Every record below is to be retyped exactly.

———

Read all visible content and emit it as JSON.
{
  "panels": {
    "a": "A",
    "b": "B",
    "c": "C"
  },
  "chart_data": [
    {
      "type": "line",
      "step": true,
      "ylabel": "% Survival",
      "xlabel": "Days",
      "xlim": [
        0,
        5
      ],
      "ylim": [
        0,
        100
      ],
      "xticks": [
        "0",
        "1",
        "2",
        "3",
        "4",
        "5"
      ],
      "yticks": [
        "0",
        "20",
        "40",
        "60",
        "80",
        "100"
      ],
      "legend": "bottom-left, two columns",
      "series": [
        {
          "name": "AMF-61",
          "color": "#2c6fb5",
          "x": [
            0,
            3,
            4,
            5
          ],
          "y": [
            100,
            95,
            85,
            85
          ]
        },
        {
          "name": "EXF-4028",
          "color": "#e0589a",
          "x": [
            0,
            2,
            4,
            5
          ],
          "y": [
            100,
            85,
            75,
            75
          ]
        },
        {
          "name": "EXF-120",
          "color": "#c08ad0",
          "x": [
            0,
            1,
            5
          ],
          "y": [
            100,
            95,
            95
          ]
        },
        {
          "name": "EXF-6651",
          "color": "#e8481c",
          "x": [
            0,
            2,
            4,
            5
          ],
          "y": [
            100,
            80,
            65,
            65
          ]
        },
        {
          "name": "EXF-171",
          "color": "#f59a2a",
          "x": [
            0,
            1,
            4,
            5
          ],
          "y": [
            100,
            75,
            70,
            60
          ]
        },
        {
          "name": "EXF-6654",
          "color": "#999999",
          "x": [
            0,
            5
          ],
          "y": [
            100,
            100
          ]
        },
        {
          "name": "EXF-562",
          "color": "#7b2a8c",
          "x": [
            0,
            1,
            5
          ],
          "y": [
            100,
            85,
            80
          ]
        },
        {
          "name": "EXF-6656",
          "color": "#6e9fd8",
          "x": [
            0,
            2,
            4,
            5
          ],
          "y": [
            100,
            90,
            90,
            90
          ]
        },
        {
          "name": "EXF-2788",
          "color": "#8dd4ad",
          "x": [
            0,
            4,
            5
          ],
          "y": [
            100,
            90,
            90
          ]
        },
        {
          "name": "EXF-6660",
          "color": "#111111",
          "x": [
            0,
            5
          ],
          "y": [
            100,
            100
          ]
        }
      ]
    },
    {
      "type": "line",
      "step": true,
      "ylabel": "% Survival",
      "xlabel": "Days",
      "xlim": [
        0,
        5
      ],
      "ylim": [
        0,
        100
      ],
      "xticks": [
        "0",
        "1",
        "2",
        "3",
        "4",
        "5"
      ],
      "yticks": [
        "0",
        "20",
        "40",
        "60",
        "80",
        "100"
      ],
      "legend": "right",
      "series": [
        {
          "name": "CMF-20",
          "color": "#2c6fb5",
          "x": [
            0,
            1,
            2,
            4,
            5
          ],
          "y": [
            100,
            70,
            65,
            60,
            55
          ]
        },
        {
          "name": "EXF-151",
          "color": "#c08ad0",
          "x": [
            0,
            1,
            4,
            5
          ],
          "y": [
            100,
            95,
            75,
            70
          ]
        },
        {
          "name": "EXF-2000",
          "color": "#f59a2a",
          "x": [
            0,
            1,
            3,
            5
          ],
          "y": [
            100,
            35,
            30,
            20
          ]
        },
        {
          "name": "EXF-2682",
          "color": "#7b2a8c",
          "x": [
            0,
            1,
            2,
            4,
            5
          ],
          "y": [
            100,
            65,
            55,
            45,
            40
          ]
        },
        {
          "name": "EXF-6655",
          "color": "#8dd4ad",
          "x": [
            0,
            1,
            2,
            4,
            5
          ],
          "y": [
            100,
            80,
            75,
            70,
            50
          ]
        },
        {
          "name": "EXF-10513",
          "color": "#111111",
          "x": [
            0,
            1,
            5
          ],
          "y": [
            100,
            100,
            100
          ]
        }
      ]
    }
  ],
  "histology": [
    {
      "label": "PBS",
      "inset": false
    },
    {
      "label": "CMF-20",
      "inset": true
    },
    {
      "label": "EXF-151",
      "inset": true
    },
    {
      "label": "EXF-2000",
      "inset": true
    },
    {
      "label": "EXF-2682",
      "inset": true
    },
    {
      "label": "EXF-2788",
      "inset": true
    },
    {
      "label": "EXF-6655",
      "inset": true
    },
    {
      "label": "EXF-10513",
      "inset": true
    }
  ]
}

———

• _Response to this task_
Read all visible content and emit it as JSON.
{
  "panels": {
    "a": "A",
    "b": "B",
    "c": "C"
  },
  "chart_data": [
    {
      "type": "line",
      "step": true,
      "ylabel": "% Survival",
      "xlabel": "Days",
      "xlim": [
        0,
        5
      ],
      "ylim": [
        0,
        100
      ],
      "xticks": [
        "0",
        "1",
        "2",
        "3",
        "4",
        "5"
      ],
      "yticks": [
        "0",
        "20",
        "40",
        "60",
        "80",
        "100"
      ],
      "legend": "bottom-left, two columns",
      "series": [
        {
          "name": "AMF-61",
          "color": "#2c6fb5",
          "x": [
            0,
            3,
            4,
            5
          ],
          "y": [
            100,
            95,
            85,
            85
          ]
        },
        {
          "name": "EXF-4028",
          "color": "#e0589a",
          "x": [
            0,
            2,
            4,
            5
          ],
          "y": [
            100,
            85,
            75,
            75
          ]
        },
        {
          "name": "EXF-120",
          "color": "#c08ad0",
          "x": [
            0,
            1,
            5
          ],
          "y": [
            100,
            95,
            95
          ]
        },
        {
          "name": "EXF-6651",
          "color": "#e8481c",
          "x": [
            0,
            2,
            4,
            5
          ],
          "y": [
            100,
            80,
            65,
            65
          ]
        },
        {
          "name": "EXF-171",
          "color": "#f59a2a",
          "x": [
            0,
            1,
            4,
            5
          ],
          "y": [
            100,
            75,
            70,
            60
          ]
        },
        {
          "name": "EXF-6654",
          "color": "#999999",
          "x": [
            0,
            5
          ],
          "y": [
            100,
            100
          ]
        },
        {
          "name": "EXF-562",
          "color": "#7b2a8c",
          "x": [
            0,
            1,
            5
          ],
          "y": [
            100,
            85,
            80
          ]
        },
        {
          "name": "EXF-6656",
          "color": "#6e9fd8",
          "x": [
            0,
            2,
            4,
            5
          ],
          "y": [
            100,
            90,
            90,
            90
          ]
        },
        {
          "name": "EXF-2788",
          "color": "#8dd4ad",
          "x": [
            0,
            4,
            5
          ],
          "y": [
            100,
            90,
            90
          ]
        },
        {
          "name": "EXF-6660",
          "color": "#111111",
          "x": [
            0,
            5
          ],
          "y": [
            100,
            100
          ]
        }
      ]
    },
    {
      "type": "line",
      "step": true,
      "ylabel": "% Survival",
      "xlabel": "Days",
      "xlim": [
        0,
        5
      ],
      "ylim": [
        0,
        100
      ],
      "xticks": [
        "0",
        "1",
        "2",
        "3",
        "4",
        "5"
      ],
      "yticks": [
        "0",
        "20",
        "40",
        "60",
        "80",
        "100"
      ],
      "legend": "right",
      "series": [
        {
          "name": "CMF-20",
          "color": "#2c6fb5",
          "x": [
            0,
            1,
            2,
            4,
            5
          ],
          "y": [
            100,
            70,
            65,
            60,
            55
          ]
        },
        {
          "name": "EXF-151",
          "color": "#c08ad0",
          "x": [
            0,
            1,
            4,
            5
          ],
          "y": [
            100,
            95,
            75,
            70
          ]
        },
        {
          "name": "EXF-2000",
          "color": "#f59a2a",
          "x": [
            0,
            1,
            3,
            5
          ],
          "y": [
            100,
            35,
            30,
            20
          ]
        },
        {
          "name": "EXF-2682",
          "color": "#7b2a8c",
          "x": [
            0,
            1,
            2,
            4,
            5
          ],
          "y": [
            100,
            65,
            55,
            45,
            40
          ]
        },
        {
          "name": "EXF-6655",
          "color": "#8dd4ad",
          "x": [
            0,
            1,
            2,
            4,
            5
          ],
          "y": [
            100,
            80,
            75,
            70,
            50
          ]
        },
        {
          "name": "EXF-10513",
          "color": "#111111",
          "x": [
            0,
            1,
            5
          ],
          "y": [
            100,
            100,
            100
          ]
        }
      ]
    }
  ],
  "histology": [
    {
      "label": "PBS",
      "inset": false
    },
    {
      "label": "CMF-20",
      "inset": true
    },
    {
      "label": "EXF-151",
      "inset": true
    },
    {
      "label": "EXF-2000",
      "inset": true
    },
    {
      "label": "EXF-2682",
      "inset": true
    },
    {
      "label": "EXF-2788",
      "inset": true
    },
    {
      "label": "EXF-6655",
      "inset": true
    },
    {
      "label": "EXF-10513",
      "inset": true
    }
  ]
}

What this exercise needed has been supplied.